Only a number is expected: how many lines in the data below contain the word "pourcentages".
BEGIN DATA ENTRIES
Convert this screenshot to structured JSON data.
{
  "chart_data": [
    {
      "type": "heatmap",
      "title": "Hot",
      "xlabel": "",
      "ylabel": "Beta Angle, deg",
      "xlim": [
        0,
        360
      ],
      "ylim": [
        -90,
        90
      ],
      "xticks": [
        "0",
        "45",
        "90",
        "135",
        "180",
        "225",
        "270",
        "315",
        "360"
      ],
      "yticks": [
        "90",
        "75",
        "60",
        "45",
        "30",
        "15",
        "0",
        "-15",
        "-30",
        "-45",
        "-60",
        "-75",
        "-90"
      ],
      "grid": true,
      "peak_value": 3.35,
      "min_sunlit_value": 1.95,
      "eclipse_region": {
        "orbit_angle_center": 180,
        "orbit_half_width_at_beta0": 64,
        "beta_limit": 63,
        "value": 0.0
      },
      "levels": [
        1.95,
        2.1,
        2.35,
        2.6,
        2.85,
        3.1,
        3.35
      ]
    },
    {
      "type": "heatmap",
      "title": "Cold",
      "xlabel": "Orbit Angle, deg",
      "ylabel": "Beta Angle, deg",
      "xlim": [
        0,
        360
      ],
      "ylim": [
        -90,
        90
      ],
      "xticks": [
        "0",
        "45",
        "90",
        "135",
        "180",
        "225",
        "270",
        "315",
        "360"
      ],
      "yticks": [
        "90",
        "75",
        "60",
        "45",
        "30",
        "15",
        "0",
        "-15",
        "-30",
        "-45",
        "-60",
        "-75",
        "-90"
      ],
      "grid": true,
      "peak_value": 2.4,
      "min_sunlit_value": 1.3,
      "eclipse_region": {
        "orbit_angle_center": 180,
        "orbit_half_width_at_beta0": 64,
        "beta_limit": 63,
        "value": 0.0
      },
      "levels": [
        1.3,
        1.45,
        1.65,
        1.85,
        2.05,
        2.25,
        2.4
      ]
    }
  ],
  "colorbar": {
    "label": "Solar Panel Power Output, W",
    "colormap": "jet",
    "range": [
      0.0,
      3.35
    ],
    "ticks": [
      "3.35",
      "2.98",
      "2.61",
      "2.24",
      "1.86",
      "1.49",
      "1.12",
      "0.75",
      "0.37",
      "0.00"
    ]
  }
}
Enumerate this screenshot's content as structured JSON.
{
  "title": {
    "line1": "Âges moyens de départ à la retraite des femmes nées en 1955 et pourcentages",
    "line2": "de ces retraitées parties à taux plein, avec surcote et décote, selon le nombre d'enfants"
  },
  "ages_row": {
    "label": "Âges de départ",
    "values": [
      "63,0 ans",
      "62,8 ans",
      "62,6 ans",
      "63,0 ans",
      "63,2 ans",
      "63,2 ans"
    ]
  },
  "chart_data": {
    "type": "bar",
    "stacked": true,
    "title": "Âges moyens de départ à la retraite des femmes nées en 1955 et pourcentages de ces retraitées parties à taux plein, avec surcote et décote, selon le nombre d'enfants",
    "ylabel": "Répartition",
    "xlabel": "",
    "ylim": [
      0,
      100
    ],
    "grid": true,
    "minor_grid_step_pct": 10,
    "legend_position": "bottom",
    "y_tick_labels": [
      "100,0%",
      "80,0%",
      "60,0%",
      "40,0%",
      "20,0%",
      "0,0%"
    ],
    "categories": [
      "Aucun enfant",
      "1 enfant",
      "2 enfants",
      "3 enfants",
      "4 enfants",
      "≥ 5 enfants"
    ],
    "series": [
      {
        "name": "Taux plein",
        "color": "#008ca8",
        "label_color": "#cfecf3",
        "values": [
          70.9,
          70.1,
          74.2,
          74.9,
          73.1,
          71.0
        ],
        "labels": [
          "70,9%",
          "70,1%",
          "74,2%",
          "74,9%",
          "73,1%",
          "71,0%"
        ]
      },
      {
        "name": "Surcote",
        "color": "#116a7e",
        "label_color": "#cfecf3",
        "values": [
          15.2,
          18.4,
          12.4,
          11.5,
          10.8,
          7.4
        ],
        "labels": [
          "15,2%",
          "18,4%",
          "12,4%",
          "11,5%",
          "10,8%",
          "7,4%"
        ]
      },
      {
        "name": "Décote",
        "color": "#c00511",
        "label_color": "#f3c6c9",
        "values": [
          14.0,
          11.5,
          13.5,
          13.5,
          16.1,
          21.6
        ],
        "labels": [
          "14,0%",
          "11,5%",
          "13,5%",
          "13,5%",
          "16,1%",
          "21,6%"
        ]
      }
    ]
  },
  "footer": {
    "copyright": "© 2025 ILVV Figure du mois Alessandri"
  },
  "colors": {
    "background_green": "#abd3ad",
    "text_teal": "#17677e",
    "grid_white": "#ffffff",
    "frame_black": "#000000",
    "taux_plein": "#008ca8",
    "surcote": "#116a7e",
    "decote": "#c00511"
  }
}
END DATA ENTRIES
**FULL OUTPUT:** 2